> Dataset records:
====================

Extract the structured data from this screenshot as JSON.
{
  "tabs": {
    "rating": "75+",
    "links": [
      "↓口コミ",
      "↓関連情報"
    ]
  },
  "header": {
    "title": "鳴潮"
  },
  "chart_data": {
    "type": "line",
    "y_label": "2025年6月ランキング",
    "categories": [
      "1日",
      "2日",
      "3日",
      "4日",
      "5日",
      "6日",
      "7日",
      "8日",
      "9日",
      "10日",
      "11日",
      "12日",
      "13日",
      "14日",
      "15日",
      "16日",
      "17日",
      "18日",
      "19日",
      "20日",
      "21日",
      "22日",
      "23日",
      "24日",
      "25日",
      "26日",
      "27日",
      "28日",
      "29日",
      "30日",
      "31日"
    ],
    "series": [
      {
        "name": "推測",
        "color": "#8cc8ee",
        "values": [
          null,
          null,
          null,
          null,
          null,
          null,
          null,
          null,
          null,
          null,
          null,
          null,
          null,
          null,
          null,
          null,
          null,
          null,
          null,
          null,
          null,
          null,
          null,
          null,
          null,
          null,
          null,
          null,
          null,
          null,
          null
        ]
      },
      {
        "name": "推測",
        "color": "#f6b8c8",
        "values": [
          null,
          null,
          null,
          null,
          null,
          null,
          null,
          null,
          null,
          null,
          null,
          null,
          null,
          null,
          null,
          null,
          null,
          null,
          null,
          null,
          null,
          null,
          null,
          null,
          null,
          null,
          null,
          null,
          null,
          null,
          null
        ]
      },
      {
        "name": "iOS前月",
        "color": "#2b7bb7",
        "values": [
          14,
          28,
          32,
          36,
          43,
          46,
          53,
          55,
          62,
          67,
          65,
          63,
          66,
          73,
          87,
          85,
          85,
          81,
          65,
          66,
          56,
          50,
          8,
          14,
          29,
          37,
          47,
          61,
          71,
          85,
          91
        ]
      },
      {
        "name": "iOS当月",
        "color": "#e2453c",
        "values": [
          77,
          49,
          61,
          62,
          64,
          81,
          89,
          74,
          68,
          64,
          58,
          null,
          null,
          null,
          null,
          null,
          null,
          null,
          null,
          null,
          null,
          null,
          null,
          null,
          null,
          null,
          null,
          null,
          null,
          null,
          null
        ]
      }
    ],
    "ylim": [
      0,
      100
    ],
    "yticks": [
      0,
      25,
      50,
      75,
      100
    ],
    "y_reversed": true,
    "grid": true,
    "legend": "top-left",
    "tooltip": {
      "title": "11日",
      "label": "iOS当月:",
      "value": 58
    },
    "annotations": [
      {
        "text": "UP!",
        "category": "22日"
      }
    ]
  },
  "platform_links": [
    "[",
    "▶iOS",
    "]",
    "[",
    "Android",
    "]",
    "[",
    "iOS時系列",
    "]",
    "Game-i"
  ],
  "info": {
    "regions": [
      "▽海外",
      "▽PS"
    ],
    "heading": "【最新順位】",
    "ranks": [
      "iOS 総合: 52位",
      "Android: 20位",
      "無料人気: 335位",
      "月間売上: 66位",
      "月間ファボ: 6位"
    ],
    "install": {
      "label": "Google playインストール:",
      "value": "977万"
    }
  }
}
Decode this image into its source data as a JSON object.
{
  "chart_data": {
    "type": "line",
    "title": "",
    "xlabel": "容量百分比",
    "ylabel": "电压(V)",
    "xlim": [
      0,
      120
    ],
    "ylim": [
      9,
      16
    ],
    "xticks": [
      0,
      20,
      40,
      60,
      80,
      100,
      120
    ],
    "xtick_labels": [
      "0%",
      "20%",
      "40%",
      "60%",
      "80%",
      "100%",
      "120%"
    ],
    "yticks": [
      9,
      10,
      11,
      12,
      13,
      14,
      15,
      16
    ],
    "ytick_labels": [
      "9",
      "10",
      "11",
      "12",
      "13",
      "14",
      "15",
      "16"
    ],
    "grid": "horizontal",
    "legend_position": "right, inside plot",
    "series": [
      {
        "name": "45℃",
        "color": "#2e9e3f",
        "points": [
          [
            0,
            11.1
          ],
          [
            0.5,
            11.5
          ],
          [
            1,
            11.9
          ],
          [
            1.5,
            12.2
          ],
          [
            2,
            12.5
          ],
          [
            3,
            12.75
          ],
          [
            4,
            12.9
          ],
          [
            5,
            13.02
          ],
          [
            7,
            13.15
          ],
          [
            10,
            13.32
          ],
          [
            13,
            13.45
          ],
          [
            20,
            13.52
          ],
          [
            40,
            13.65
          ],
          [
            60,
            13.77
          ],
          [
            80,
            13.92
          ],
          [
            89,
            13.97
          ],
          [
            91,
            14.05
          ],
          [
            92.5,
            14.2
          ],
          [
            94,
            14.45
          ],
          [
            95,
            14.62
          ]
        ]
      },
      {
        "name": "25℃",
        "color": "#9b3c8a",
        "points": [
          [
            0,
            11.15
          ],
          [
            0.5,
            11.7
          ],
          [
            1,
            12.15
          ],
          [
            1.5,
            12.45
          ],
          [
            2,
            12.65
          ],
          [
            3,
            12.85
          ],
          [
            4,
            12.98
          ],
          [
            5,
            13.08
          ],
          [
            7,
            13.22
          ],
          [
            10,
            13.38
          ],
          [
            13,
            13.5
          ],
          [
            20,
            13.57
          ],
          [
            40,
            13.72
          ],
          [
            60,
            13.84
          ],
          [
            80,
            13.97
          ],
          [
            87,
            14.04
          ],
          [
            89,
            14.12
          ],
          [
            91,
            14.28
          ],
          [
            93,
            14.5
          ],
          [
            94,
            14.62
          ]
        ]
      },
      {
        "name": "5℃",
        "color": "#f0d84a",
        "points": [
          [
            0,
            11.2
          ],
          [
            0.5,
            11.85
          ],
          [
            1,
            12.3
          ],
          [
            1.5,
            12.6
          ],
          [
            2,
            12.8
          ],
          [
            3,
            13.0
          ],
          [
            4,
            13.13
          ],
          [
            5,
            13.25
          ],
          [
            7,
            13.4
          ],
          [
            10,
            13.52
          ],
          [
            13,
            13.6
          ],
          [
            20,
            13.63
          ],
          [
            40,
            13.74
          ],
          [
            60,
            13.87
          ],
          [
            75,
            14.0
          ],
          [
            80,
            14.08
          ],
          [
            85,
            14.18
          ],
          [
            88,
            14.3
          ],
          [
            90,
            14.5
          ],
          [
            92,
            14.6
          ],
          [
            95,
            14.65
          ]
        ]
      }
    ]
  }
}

====================

All of the data shown above must be copied exactly.

> Full answer:
Extract the structured data from this screenshot as JSON.
{
  "tabs": {
    "rating": "75+",
    "links": [
      "↓口コミ",
      "↓関連情報"
    ]
  },
  "header": {
    "title": "鳴潮"
  },
  "chart_data": {
    "type": "line",
    "y_label": "2025年6月ランキング",
    "categories": [
      "1日",
      "2日",
      "3日",
      "4日",
      "5日",
      "6日",
      "7日",
      "8日",
      "9日",
      "10日",
      "11日",
      "12日",
      "13日",
      "14日",
      "15日",
      "16日",
      "17日",
      "18日",
      "19日",
      "20日",
      "21日",
      "22日",
      "23日",
      "24日",
      "25日",
      "26日",
      "27日",
      "28日",
      "29日",
      "30日",
      "31日"
    ],
    "series": [
      {
        "name": "推測",
        "color": "#8cc8ee",
        "values": [
          null,
          null,
          null,
          null,
          null,
          null,
          null,
          null,
          null,
          null,
          null,
          null,
          null,
          null,
          null,
          null,
          null,
          null,
          null,
          null,
          null,
          null,
          null,
          null,
          null,
          null,
          null,
          null,
          null,
          null,
          null
        ]
      },
      {
        "name": "推測",
        "color": "#f6b8c8",
        "values": [
          null,
          null,
          null,
          null,
          null,
          null,
          null,
          null,
          null,
          null,
          null,
          null,
          null,
          null,
          null,
          null,
          null,
          null,
          null,
          null,
          null,
          null,
          null,
          null,
          null,
          null,
          null,
          null,
          null,
          null,
          null
        ]
      },
      {
        "name": "iOS前月",
        "color": "#2b7bb7",
        "values": [
          14,
          28,
          32,
          36,
          43,
          46,
          53,
          55,
          62,
          67,
          65,
          63,
          66,
          73,
          87,
          85,
          85,
          81,
          65,
          66,
          56,
          50,
          8,
          14,
          29,
          37,
          47,
          61,
          71,
          85,
          91
        ]
      },
      {
        "name": "iOS当月",
        "color": "#e2453c",
        "values": [
          77,
          49,
          61,
          62,
          64,
          81,
          89,
          74,
          68,
          64,
          58,
          null,
          null,
          null,
          null,
          null,
          null,
          null,
          null,
          null,
          null,
          null,
          null,
          null,
          null,
          null,
          null,
          null,
          null,
          null,
          null
        ]
      }
    ],
    "ylim": [
      0,
      100
    ],
    "yticks": [
      0,
      25,
      50,
      75,
      100
    ],
    "y_reversed": true,
    "grid": true,
    "legend": "top-left",
    "tooltip": {
      "title": "11日",
      "label": "iOS当月:",
      "value": 58
    },
    "annotations": [
      {
        "text": "UP!",
        "category": "22日"
      }
    ]
  },
  "platform_links": [
    "[",
    "▶iOS",
    "]",
    "[",
    "Android",
    "]",
    "[",
    "iOS時系列",
    "]",
    "Game-i"
  ],
  "info": {
    "regions": [
      "▽海外",
      "▽PS"
    ],
    "heading": "【最新順位】",
    "ranks": [
      "iOS 総合: 52位",
      "Android: 20位",
      "無料人気: 335位",
      "月間売上: 66位",
      "月間ファボ: 6位"
    ],
    "install": {
      "label": "Google playインストール:",
      "value": "977万"
    }
  }
}
Decode this image into its source data as a JSON object.
{
  "chart_data": {
    "type": "line",
    "title": "",
    "xlabel": "容量百分比",
    "ylabel": "电压(V)",
    "xlim": [
      0,
      120
    ],
    "ylim": [
      9,
      16
    ],
    "xticks": [
      0,
      20,
      40,
      60,
      80,
      100,
      120
    ],
    "xtick_labels": [
      "0%",
      "20%",
      "40%",
      "60%",
      "80%",
      "100%",
      "120%"
    ],
    "yticks": [
      9,
      10,
      11,
      12,
      13,
      14,
      15,
      16
    ],
    "ytick_labels": [
      "9",
      "10",
      "11",
      "12",
      "13",
      "14",
      "15",
      "16"
    ],
    "grid": "horizontal",
    "legend_position": "right, inside plot",
    "series": [
      {
        "name": "45℃",
        "color": "#2e9e3f",
        "points": [
          [
            0,
            11.1
          ],
          [
            0.5,
            11.5
          ],
          [
            1,
            11.9
          ],
          [
            1.5,
            12.2
          ],
          [
            2,
            12.5
          ],
          [
            3,
            12.75
          ],
          [
            4,
            12.9
          ],
          [
            5,
            13.02
          ],
          [
            7,
            13.15
          ],
          [
            10,
            13.32
          ],
          [
            13,
            13.45
          ],
          [
            20,
            13.52
          ],
          [
            40,
            13.65
          ],
          [
            60,
            13.77
          ],
          [
            80,
            13.92
          ],
          [
            89,
            13.97
          ],
          [
            91,
            14.05
          ],
          [
            92.5,
            14.2
          ],
          [
            94,
            14.45
          ],
          [
            95,
            14.62
          ]
        ]
      },
      {
        "name": "25℃",
        "color": "#9b3c8a",
        "points": [
          [
            0,
            11.15
          ],
          [
            0.5,
            11.7
          ],
          [
            1,
            12.15
          ],
          [
            1.5,
            12.45
          ],
          [
            2,
            12.65
          ],
          [
            3,
            12.85
          ],
          [
            4,
            12.98
          ],
          [
            5,
            13.08
          ],
          [
            7,
            13.22
          ],
          [
            10,
            13.38
          ],
          [
            13,
            13.5
          ],
          [
            20,
            13.57
          ],
          [
            40,
            13.72
          ],
          [
            60,
            13.84
          ],
          [
            80,
            13.97
          ],
          [
            87,
            14.04
          ],
          [
            89,
            14.12
          ],
          [
            91,
            14.28
          ],
          [
            93,
            14.5
          ],
          [
            94,
            14.62
          ]
        ]
      },
      {
        "name": "5℃",
        "color": "#f0d84a",
        "points": [
          [
            0,
            11.2
          ],
          [
            0.5,
            11.85
          ],
          [
            1,
            12.3
          ],
          [
            1.5,
            12.6
          ],
          [
            2,
            12.8
          ],
          [
            3,
            13.0
          ],
          [
            4,
            13.13
          ],
          [
            5,
            13.25
          ],
          [
            7,
            13.4
          ],
          [
            10,
            13.52
          ],
          [
            13,
            13.6
          ],
          [
            20,
            13.63
          ],
          [
            40,
            13.74
          ],
          [
            60,
            13.87
          ],
          [
            75,
            14.0
          ],
          [
            80,
            14.08
          ],
          [
            85,
            14.18
          ],
          [
            88,
            14.3
          ],
          [
            90,
            14.5
          ],
          [
            92,
            14.6
          ],
          [
            95,
            14.65
          ]
        ]
      }
    ]
  }
}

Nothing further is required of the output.